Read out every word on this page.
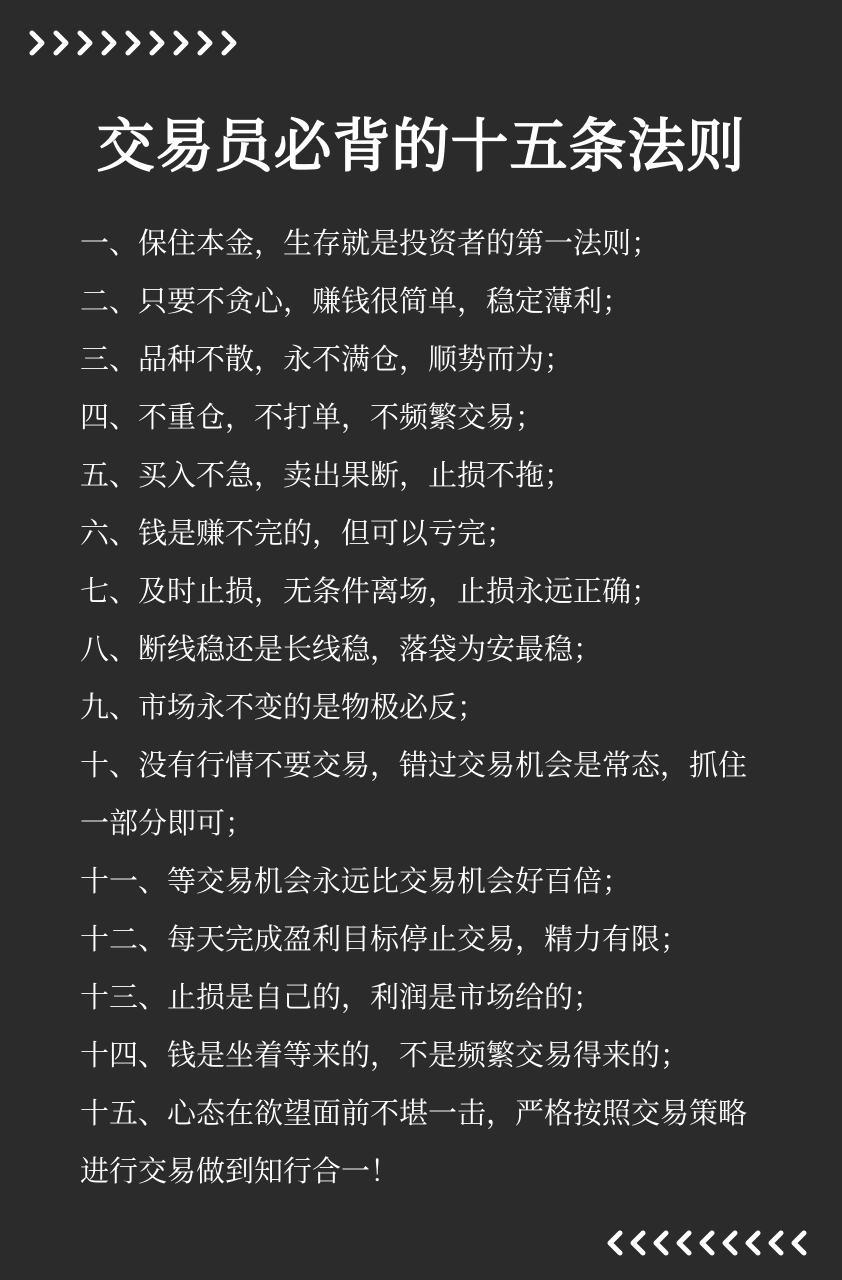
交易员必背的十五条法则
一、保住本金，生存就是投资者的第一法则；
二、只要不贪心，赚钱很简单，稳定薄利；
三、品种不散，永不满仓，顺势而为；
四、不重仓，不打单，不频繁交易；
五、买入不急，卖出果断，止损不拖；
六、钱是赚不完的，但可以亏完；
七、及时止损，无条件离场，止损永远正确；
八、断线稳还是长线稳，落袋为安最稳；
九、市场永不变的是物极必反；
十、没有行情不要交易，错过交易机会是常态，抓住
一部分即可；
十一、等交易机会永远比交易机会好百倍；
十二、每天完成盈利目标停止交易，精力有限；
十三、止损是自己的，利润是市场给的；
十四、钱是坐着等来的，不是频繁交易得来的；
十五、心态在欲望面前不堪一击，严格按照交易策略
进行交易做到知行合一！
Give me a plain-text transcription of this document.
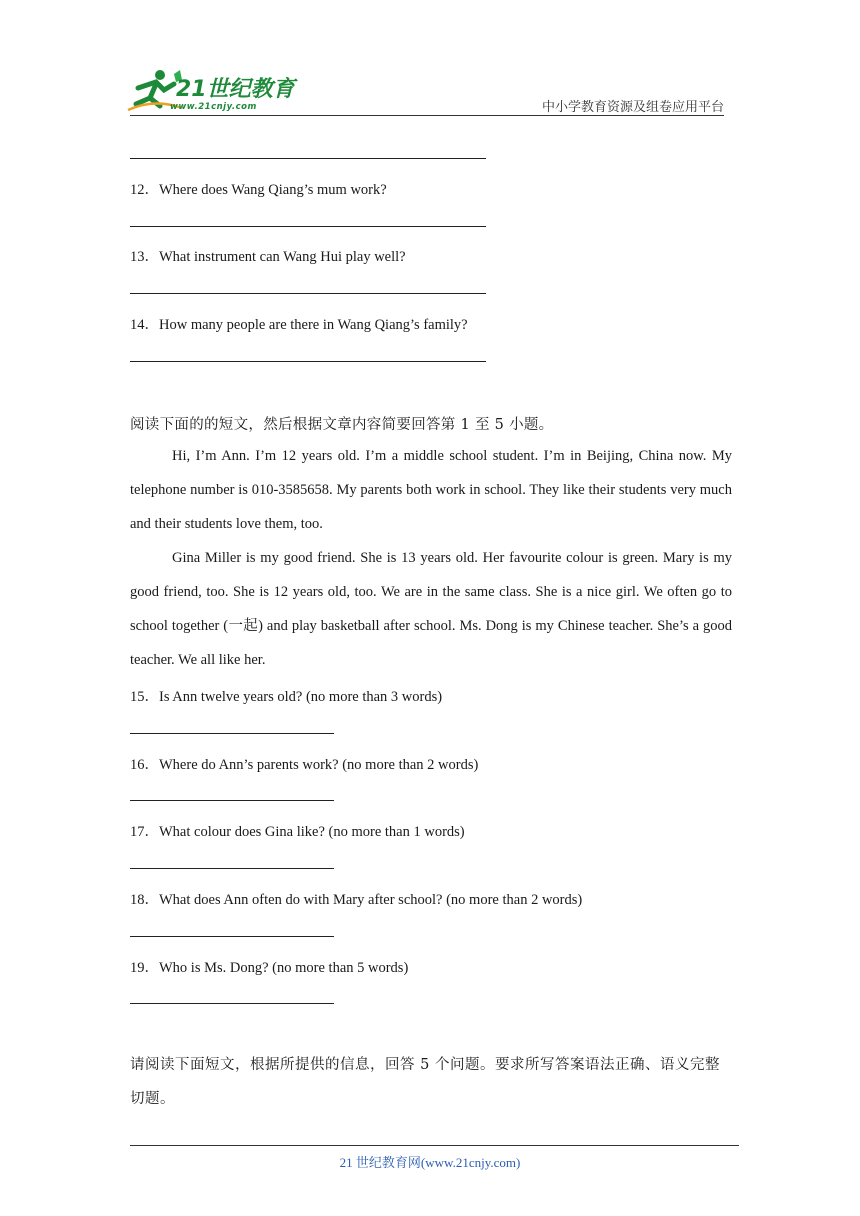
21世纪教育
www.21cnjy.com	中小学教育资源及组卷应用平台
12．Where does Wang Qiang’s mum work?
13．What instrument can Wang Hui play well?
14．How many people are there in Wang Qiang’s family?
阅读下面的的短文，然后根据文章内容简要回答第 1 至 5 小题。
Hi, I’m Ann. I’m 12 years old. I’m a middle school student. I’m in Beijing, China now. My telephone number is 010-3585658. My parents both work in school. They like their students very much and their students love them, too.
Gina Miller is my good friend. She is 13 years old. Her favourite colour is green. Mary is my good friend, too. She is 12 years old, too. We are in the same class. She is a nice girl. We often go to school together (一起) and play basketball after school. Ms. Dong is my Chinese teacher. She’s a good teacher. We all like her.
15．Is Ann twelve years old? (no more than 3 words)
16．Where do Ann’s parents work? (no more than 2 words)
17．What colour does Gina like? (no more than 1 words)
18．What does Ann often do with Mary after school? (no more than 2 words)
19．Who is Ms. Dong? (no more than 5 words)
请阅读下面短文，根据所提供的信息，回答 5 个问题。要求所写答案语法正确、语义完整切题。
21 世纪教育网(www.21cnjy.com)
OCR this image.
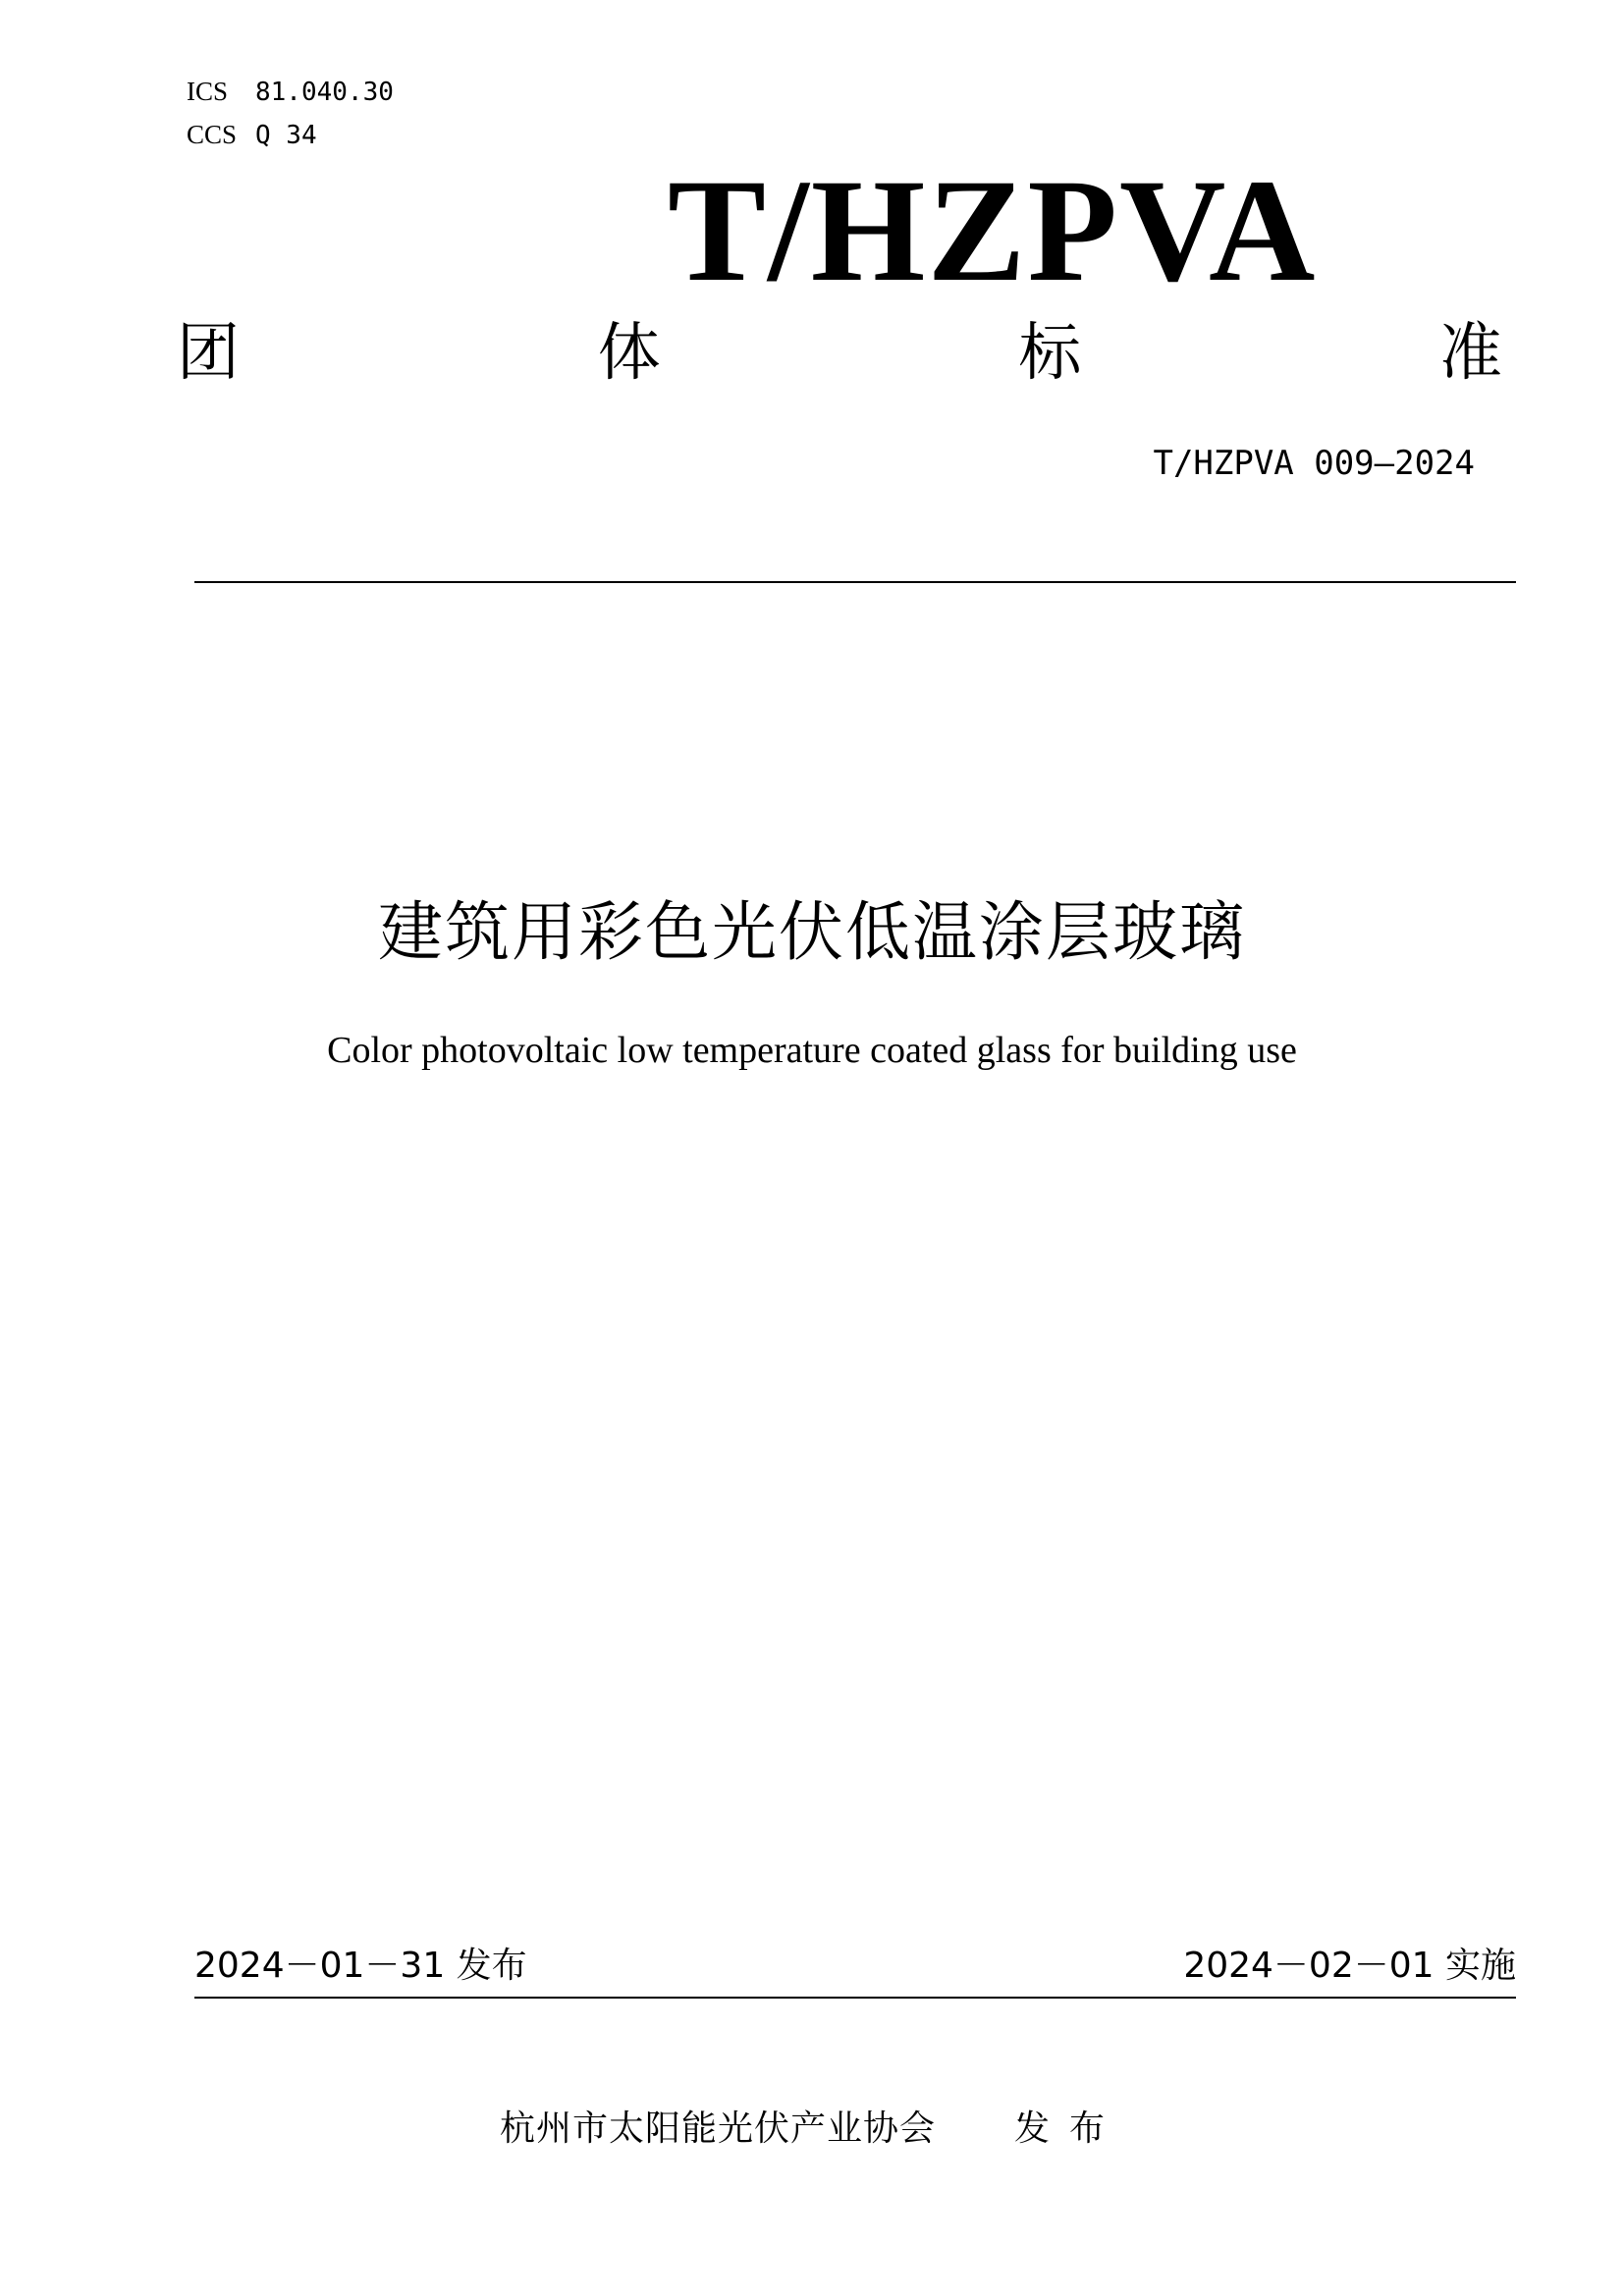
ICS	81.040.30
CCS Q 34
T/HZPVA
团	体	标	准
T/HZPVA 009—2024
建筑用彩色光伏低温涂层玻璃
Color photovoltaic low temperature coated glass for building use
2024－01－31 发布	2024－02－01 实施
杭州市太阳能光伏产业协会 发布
◇ ◇ ◇ ◇ ◇
:: Task objective ::
Using the records above, find and show each line with the string "like".

:: Exercise result ::
Hi, I’m Ann. I’m 12 years old. I’m a middle school student. I’m in Beijing, China now. My telephone number is 010-3585658. My parents both work in school. They like their students very much and their students love them, too.
Gina Miller is my good friend. She is 13 years old. Her favourite colour is green. Mary is my good friend, too. She is 12 years old, too. We are in the same class. She is a nice girl. We often go to school together (一起) and play basketball after school. Ms. Dong is my Chinese teacher. She’s a good teacher. We all like her.
17．What colour does Gina like? (no more than 1 words)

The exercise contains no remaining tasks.